What is being asked: List every release by the interviewee's band that the interview below mentions by title.

-- Begin Given text --

Chris: Well you know what; I’ve never once deliberately tried to change the style of music. It all just happens as we evolve as people, and as our musical tastes have evolved, and as our musical abilities have evolved. It’s all been a very natural, gradual process. It all really has just flowed in a natural evolution. There isn’t any deliberate attempt to achieve anything or create anything. It’s just never been like that for me. I’m just writing these songs to get shit off my chest. Its just for me, it’s not for anybody else. I love sharing it with other people but when I’m creating it, it’s not for a single other person. It’s very cathartic. It’s not like I’m trying to create a craft or commodity or something that I want to sell a lot of records. In that moment when I’m creating the song, I’m just venting and honestly getting out my feelings.
You were able to hit some mainstream success after the release of Stay What You Are and played on the Pop Disaster Tour with Green Day and Blink 182. Were there any moments you felt out of place or awkward in any regard?
Chris: At times I would feel like “what I’m I doing here?” Why am I eating lunch in the same room as Blink 182 and Green Day every day? It was really fun and that was an amazing experience being on that tour. The bands were all sweethearts and the most genuine, down to earth guys. It was neat seeing how these guys can be these huge rock stars, and then not be rock stars.
With mainstream success come the people who criticize, and the message boards were filled with the outcry that you guys sold out by playing on that tour. How does one deal with that type of reaction?
Chris: I’ve learned a long time ago that you have to let other people’s hang-ups, be other people’s hang-ups, because if you start living by other people’s expectations, then you never find yourself in the whole mess of it all. So you just have to put the blinders on.
There was also quite a negative response to In Reverie as well.
Chris: Yeah, I know people talk so much shit about In Reverie, but there are some other people that like it, but in the end, it’s all just got to be a personal journey, and it can’t be for anybody else. If you’re making it for other people, then you’re sacrificing your true expression and your true voice. I just can’t … I mean I have in the past gone through phases, and I’ve gotten to a point where I just physically can’t allow myself to think about what that person and that person think. It doesn’t matter what other people think, it’s only for us. If we spent our lives living for other people we would be empty in the end.
How difficult was it getting to that point where you can just let go of all that and move on with life?
Chris: I have to tell you, when we first started out and put out Can’t Slow Down, and we were first playing shows to people who weren’t our friends, like we came up just playing for our friends or with friends so it was like a party… But then shows with strangers that didn’t know us… they just started saying the meanest things, because people do that to strangers almost as an excuse because they aren’t connected to your emotional sensitivity. So they just said the most horrible things, like really personal, terrible things, and I just barely turned eighteen and that’s really fucking young, I’m still young and I’m twenty-four and people were just saying things to specifically hurt my feelings. People were saying evil, mean things like how ugly I am, how I’m fat, and all these things centered on me and that was really, really, really hard and really painful and I took those things personally… So the only way I’ve come to where I am right now, where I just know that I can’t allow myself to dwell on what other people think about me is because I know that when your hung up on what someone else is hung up on, then it just eats away at you. So in order to keep going on and keep putting out music is something that I need to do, it’s not even a choice, and I can’t allow myself to dwell on what other people think.

-- End Given text --
-- Begin Material --

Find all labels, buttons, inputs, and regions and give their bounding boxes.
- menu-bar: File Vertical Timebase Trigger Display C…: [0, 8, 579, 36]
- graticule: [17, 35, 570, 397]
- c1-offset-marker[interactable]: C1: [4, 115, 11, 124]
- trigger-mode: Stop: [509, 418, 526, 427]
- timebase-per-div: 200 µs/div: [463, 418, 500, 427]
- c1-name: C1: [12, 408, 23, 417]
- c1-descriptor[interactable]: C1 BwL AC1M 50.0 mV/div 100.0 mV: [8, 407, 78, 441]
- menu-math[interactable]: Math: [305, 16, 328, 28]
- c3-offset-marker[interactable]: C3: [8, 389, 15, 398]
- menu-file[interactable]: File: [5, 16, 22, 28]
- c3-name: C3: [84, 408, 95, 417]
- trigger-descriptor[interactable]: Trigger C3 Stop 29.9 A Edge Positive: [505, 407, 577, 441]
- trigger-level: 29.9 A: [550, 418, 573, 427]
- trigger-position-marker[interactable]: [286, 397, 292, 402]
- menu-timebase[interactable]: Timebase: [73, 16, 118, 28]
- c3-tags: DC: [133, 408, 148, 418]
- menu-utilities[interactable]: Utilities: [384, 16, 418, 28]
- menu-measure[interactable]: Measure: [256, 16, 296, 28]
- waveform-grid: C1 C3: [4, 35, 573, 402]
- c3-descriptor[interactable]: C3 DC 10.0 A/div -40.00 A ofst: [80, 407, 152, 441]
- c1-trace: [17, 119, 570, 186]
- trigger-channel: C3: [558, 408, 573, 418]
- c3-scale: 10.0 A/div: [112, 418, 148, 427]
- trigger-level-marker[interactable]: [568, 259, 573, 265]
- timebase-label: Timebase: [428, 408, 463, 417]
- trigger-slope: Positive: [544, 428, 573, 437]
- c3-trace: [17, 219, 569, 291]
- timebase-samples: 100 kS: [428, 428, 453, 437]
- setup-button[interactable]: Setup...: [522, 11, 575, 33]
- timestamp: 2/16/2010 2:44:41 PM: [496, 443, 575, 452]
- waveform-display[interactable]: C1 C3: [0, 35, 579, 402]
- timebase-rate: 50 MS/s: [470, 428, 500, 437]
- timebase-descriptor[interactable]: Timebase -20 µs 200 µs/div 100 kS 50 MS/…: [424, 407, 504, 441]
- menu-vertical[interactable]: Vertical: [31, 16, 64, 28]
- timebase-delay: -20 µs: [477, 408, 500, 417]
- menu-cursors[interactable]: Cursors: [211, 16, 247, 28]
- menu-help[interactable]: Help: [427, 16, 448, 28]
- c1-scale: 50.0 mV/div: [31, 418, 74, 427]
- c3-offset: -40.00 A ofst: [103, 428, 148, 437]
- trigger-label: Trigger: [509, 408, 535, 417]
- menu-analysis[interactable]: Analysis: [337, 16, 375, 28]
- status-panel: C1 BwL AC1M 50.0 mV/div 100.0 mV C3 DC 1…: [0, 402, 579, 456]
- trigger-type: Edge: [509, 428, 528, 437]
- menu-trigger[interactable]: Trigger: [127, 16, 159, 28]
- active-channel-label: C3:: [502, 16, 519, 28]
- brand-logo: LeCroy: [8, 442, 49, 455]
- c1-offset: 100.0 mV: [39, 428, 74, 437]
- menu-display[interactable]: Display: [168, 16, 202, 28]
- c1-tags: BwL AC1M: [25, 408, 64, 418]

-- End Material --

Task solution: Stay What You Are, In Reverie, Can't Slow Down